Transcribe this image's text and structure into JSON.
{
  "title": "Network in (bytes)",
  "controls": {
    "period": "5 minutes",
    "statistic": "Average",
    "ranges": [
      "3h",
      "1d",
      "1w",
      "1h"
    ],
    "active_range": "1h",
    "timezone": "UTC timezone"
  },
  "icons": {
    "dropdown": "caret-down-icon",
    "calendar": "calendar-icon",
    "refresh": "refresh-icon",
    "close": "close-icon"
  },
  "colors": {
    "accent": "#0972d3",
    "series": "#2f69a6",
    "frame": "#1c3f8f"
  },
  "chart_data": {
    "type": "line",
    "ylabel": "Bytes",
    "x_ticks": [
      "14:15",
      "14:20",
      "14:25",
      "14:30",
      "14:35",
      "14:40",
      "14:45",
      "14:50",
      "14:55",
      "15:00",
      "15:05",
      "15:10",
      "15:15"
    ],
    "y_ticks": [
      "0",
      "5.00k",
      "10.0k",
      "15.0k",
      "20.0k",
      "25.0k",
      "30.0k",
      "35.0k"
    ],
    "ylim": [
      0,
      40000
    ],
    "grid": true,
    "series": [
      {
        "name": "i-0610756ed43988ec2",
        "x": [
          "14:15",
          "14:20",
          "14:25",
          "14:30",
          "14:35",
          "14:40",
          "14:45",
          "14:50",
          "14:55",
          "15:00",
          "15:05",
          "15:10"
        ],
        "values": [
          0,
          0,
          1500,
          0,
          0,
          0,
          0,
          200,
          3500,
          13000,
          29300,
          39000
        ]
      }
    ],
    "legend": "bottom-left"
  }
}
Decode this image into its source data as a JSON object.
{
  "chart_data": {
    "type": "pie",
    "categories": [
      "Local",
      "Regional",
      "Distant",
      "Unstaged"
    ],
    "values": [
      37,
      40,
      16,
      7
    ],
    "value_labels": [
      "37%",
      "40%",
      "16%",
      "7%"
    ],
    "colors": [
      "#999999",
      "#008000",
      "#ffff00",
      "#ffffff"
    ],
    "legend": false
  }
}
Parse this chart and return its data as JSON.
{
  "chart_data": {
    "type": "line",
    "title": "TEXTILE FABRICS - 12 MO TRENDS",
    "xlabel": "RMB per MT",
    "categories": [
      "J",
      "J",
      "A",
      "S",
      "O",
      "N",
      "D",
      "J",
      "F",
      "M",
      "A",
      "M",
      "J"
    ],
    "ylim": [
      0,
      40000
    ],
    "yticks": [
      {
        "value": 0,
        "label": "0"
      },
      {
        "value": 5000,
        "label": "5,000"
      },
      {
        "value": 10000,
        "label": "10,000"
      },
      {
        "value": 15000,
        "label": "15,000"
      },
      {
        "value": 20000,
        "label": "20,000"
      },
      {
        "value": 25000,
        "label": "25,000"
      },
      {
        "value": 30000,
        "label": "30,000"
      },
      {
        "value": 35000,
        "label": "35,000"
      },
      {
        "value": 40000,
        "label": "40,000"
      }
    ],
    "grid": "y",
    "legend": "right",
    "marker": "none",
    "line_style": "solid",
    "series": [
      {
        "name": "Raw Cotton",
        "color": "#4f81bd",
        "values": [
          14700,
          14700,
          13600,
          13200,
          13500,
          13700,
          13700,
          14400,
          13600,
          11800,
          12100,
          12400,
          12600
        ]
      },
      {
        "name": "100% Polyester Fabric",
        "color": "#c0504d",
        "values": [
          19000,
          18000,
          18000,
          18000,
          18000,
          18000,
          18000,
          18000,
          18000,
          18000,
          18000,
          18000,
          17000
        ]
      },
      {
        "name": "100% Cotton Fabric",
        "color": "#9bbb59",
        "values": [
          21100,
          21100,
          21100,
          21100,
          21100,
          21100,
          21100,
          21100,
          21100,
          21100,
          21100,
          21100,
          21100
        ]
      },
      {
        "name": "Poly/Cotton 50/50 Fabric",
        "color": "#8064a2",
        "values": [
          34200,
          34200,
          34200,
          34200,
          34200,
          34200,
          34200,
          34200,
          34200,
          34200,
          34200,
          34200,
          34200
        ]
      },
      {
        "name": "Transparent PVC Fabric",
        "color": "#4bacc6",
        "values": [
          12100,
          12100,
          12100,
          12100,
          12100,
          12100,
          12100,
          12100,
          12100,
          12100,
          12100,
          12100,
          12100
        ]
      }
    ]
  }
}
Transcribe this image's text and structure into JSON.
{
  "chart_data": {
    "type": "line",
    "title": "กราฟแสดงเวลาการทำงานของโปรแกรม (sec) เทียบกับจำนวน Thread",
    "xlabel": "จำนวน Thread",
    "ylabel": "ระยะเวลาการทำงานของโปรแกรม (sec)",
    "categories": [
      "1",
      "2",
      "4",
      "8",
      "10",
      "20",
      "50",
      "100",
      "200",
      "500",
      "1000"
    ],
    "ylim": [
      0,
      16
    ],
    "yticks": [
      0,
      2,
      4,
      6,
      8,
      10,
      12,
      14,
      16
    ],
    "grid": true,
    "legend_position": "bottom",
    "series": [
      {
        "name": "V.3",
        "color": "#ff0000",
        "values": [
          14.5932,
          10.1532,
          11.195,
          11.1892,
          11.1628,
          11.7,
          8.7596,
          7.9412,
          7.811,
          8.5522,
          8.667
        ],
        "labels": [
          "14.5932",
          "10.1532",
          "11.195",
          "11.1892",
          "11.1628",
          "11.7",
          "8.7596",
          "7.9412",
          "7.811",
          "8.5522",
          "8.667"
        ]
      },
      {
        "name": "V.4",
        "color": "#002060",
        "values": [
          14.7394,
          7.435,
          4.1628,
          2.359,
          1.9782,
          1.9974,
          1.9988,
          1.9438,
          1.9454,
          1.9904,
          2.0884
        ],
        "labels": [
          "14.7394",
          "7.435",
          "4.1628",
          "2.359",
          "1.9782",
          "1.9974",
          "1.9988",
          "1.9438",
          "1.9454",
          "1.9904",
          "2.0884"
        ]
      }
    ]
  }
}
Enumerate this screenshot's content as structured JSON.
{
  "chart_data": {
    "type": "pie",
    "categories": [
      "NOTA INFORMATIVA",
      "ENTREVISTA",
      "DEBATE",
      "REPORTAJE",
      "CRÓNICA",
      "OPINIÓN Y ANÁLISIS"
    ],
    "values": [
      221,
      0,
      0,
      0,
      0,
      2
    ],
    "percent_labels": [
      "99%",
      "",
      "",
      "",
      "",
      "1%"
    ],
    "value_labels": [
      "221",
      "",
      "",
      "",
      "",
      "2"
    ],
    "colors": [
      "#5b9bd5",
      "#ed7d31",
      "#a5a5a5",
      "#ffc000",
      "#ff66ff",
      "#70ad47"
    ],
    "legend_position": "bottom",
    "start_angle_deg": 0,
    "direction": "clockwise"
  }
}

:: What you will do ::
Lines from the one containing "Enumerate this screenshot's" through the final line are to be given again verbatim, with nothing before or after.

:: Exercise result ::
Enumerate this screenshot's content as structured JSON.
{
  "chart_data": {
    "type": "pie",
    "categories": [
      "NOTA INFORMATIVA",
      "ENTREVISTA",
      "DEBATE",
      "REPORTAJE",
      "CRÓNICA",
      "OPINIÓN Y ANÁLISIS"
    ],
    "values": [
      221,
      0,
      0,
      0,
      0,
      2
    ],
    "percent_labels": [
      "99%",
      "",
      "",
      "",
      "",
      "1%"
    ],
    "value_labels": [
      "221",
      "",
      "",
      "",
      "",
      "2"
    ],
    "colors": [
      "#5b9bd5",
      "#ed7d31",
      "#a5a5a5",
      "#ffc000",
      "#ff66ff",
      "#70ad47"
    ],
    "legend_position": "bottom",
    "start_angle_deg": 0,
    "direction": "clockwise"
  }
}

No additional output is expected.